Page extract —

Karsten,
Thanks for the updates and all of the directors efforts in the direction of more transparency. These initiatives do take time to evolve and from our side, we appreciate the work which is going on.
One possible option for the future would be to provide observer status for the board meetings. This would allow interested parties to listen in and follow the activities. My experience of open source project board meetings is that this also helps for those who might be interested to get involved in project governance to understand the discussions (and in some cases determine there are other areas they would prefer to devote their efforts :-)
Tim
On 13 Dec 2019, at 20:03, Karsten Wade kwade@redhat.com wrote:
Hi Patrick,
Sorry I missed this before, just found the discussion when working on the current agenda. I'll be sure to watch more carefully in the future, part of the reason for sending to this list is to have these discussions.
Rest of my lengthy answers inline below:
On 11/27/19 9:34 AM, Patrick Laimbock wrote:
That's great news. Will the process be similar to how it's done in the Fedora Project [1]? So with a public list of nominees, published interview with each nominee and public voting results? Is there a way for the Community to (self-)nominate?
Jim already gave a succinct answer, but I thought you might be interested in my complete response.
The short metaphorical answer is, where it comes to good transparency, the Board is just learning to crawl. As much as we want to begin working toward a marathon, we know we need to get through to learning to walk first.
In order to be successful at what you describe, we need more time as an active and proper open source project.
Fedora Project existed for many years with a high standard of transparency before the original Fedora Board was created. It then started as a blend of appointed (like me!) and elected Board members. Having been through that evolution, I have an intimate idea of how much longer it can take and more complex it can be than the ideal of e.g. starting from scratch with a new project.
By comparison, my reckoning is the CentOS Project only began to act like a proper open source project around the time the Virt SIG was created to support the Xen kernel. Of course, the joining of forces with Red Hat was at the core an effort to create a contributor-centric project but primarily around the SIGs; we left other parts e.g. core Linux building alone as "don't break". Not forever, but for a while, and now that five yeas has passed, it's more than time to improve those parts, too.
We've built on that plan with SIGs so now it is possible to contribute to a sizeable part of the project. But with the mix of legacy infrastructure, technical and governance debt from the last 7+ years, and the changing needs of a contributor base ...
Frankly IMO, today we do not have a large enough community of leaders who could be nominated, nor a mature enough contributor base to hold voting. This is largely the fault of the existing leadership, specifically those of us on the Board of Directors. Lack of transparency and lack of focus on growing leaders I think are at the core of that situation. People have stepped up and tried, and not been enabled or supported as well as they could have been.

Listed entries —
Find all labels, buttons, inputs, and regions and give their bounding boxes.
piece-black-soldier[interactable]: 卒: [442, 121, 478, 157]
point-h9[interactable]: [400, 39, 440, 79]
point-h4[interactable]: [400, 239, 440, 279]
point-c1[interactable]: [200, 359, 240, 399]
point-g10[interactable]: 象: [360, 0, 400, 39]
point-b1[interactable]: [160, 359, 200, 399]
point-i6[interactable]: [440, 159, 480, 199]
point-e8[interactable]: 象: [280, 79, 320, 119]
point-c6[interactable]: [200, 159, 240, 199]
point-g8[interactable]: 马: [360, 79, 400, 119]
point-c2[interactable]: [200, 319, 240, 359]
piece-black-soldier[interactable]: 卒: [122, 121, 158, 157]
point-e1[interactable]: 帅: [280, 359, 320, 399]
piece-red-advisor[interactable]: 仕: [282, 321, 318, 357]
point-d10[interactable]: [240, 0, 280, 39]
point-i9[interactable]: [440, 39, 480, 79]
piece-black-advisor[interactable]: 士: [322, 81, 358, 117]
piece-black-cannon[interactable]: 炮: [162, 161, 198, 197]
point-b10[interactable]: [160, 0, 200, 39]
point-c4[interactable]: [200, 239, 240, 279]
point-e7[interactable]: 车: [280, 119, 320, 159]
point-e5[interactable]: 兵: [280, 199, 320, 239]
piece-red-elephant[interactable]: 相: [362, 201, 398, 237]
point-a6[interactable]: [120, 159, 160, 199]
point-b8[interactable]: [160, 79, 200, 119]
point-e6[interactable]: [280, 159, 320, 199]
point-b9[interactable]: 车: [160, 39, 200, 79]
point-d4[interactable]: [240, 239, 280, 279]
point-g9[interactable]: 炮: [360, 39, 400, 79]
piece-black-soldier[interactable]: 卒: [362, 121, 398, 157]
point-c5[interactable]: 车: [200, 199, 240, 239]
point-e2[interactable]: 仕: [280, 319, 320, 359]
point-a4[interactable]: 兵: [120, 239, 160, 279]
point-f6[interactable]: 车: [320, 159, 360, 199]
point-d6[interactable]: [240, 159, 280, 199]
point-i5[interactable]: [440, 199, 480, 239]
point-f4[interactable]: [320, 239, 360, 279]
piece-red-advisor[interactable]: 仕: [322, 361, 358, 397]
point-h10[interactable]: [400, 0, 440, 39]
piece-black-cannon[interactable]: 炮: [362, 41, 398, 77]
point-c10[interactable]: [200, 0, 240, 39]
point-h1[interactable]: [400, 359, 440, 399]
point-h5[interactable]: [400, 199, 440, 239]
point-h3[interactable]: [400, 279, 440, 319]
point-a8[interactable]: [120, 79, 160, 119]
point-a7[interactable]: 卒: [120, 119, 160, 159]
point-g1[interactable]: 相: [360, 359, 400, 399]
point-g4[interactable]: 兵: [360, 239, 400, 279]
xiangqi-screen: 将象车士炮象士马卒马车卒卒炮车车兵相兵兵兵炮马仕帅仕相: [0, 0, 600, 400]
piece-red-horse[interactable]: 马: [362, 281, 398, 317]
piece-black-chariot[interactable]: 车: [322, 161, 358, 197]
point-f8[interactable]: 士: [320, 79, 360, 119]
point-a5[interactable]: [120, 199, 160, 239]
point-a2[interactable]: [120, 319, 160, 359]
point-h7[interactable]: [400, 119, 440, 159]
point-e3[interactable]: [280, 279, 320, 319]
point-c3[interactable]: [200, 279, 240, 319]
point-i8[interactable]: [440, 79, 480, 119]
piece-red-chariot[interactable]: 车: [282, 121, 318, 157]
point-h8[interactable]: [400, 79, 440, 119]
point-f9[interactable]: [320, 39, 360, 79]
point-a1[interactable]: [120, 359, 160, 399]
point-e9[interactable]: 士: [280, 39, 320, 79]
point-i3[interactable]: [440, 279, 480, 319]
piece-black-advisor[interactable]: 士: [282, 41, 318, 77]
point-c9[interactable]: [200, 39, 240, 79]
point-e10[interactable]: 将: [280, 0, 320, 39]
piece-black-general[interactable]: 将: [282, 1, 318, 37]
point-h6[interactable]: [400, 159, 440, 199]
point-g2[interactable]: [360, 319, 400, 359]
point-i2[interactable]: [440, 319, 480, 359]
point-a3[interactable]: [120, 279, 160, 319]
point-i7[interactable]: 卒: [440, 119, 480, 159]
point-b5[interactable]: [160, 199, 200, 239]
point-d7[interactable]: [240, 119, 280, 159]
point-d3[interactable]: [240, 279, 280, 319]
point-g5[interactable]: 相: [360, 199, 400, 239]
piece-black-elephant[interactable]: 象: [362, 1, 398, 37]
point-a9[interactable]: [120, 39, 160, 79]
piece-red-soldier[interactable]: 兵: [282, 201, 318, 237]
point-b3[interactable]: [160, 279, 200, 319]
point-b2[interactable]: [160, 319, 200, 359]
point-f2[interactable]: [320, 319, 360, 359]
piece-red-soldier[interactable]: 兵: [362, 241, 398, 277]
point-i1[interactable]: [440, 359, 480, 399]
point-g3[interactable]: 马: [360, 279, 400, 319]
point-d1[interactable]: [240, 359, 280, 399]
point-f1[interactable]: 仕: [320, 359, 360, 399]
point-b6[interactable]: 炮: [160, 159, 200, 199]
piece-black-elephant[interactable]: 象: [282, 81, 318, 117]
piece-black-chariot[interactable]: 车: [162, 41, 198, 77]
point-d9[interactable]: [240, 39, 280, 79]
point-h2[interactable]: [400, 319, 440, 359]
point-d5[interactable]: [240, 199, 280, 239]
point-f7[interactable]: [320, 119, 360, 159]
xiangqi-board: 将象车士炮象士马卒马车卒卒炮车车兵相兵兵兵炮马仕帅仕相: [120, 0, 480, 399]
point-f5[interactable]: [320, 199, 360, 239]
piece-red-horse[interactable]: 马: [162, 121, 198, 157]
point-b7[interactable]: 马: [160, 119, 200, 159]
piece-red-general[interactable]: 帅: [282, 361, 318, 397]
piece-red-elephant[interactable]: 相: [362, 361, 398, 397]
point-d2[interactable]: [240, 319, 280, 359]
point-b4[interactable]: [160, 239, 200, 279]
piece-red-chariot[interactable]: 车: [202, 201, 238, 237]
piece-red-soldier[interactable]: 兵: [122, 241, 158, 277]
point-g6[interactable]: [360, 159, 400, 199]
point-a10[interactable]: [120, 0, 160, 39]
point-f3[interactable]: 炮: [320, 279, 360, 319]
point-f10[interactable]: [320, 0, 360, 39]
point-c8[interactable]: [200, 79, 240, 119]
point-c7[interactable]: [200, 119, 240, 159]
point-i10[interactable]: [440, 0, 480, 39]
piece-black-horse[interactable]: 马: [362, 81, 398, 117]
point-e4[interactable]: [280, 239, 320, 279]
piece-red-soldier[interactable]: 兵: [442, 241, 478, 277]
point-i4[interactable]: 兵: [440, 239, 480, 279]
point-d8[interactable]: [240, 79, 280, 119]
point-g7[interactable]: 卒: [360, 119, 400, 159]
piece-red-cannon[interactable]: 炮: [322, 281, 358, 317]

Required work —
Answer these questions using the email thread on Board transparency.
(a) What option for future board meetings does Tim propose?
(b) Whose process does Patrick Laimbock ask whether the nomination process will resemble?
(c) According to Karsten Wade, around what time did the CentOS Project begin to act like a proper open source project?

Output of the task —
(a) Providing observer status for the board meetings.
(b) The Fedora Project's.
(c) Around the time the Virt SIG was created to support the Xen kernel.